SET TASK:
Every record should be written out exactly, with the pictures left out.

◇ ◇ ◇ ◇

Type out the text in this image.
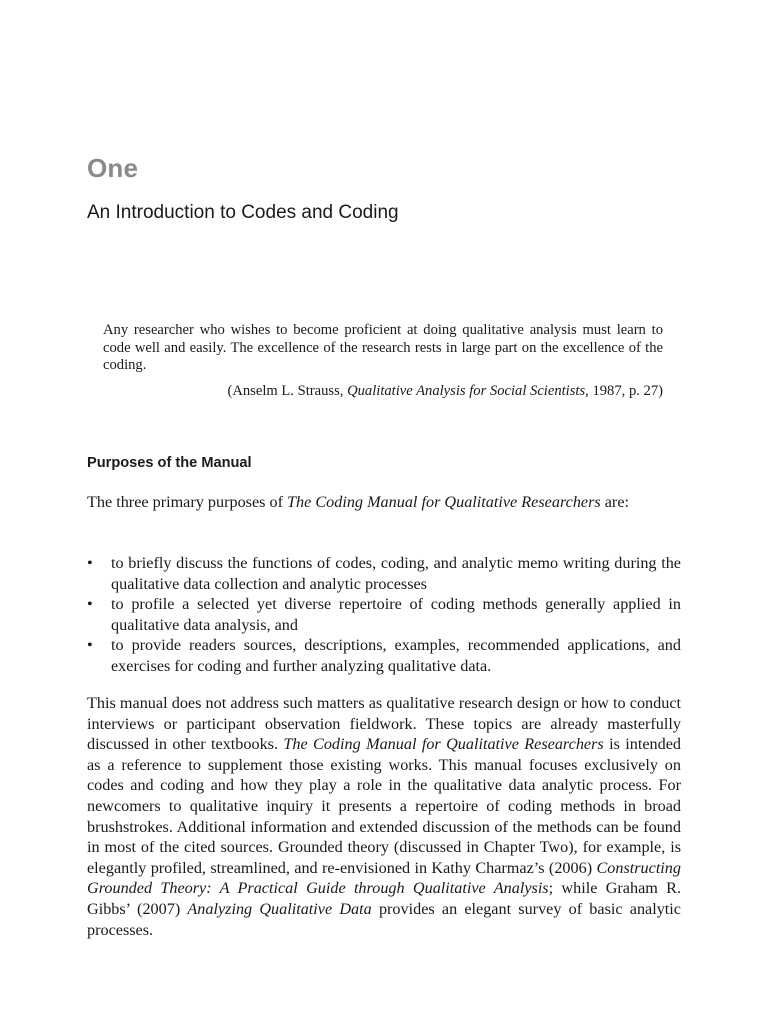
One
An Introduction to Codes and Coding

Any researcher who wishes to become proficient at doing qualitative analysis must learn to code well and easily. The excellence of the research rests in large part on the excellence of the coding.

(Anselm L. Strauss, Qualitative Analysis for Social Scientists, 1987, p. 27)

Purposes of the Manual

The three primary purposes of The Coding Manual for Qualitative Researchers are:

• to briefly discuss the functions of codes, coding, and analytic memo writing during the qualitative data collection and analytic processes
• to profile a selected yet diverse repertoire of coding methods generally applied in qualitative data analysis, and
• to provide readers sources, descriptions, examples, recommended applications, and exercises for coding and further analyzing qualitative data.

This manual does not address such matters as qualitative research design or how to conduct interviews or participant observation fieldwork. These topics are already masterfully discussed in other textbooks. The Coding Manual for Qualitative Researchers is intended as a reference to supplement those existing works. This manual focuses exclusively on codes and coding and how they play a role in the qualitative data analytic process. For newcomers to qualitative inquiry it presents a repertoire of coding methods in broad brushstrokes. Additional information and extended discussion of the methods can be found in most of the cited sources. Grounded theory (discussed in Chapter Two), for example, is elegantly profiled, streamlined, and re-envisioned in Kathy Charmaz’s (2006) Constructing Grounded Theory: A Practical Guide through Qualitative Analysis; while Graham R. Gibbs’ (2007) Analyzing Qualitative Data provides an elegant survey of basic analytic processes.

◇ ◇ ◇ ◇

CORRECT RESULT:
Type out the text in this image.
One
An Introduction to Codes and Coding

Any researcher who wishes to become proficient at doing qualitative analysis must learn to code well and easily. The excellence of the research rests in large part on the excellence of the coding.

(Anselm L. Strauss, Qualitative Analysis for Social Scientists, 1987, p. 27)

Purposes of the Manual

The three primary purposes of The Coding Manual for Qualitative Researchers are:

• to briefly discuss the functions of codes, coding, and analytic memo writing during the qualitative data collection and analytic processes
• to profile a selected yet diverse repertoire of coding methods generally applied in qualitative data analysis, and
• to provide readers sources, descriptions, examples, recommended applications, and exercises for coding and further analyzing qualitative data.

This manual does not address such matters as qualitative research design or how to conduct interviews or participant observation fieldwork. These topics are already masterfully discussed in other textbooks. The Coding Manual for Qualitative Researchers is intended as a reference to supplement those existing works. This manual focuses exclusively on codes and coding and how they play a role in the qualitative data analytic process. For newcomers to qualitative inquiry it presents a repertoire of coding methods in broad brushstrokes. Additional information and extended discussion of the methods can be found in most of the cited sources. Grounded theory (discussed in Chapter Two), for example, is elegantly profiled, streamlined, and re-envisioned in Kathy Charmaz’s (2006) Constructing Grounded Theory: A Practical Guide through Qualitative Analysis; while Graham R. Gibbs’ (2007) Analyzing Qualitative Data provides an elegant survey of basic analytic processes.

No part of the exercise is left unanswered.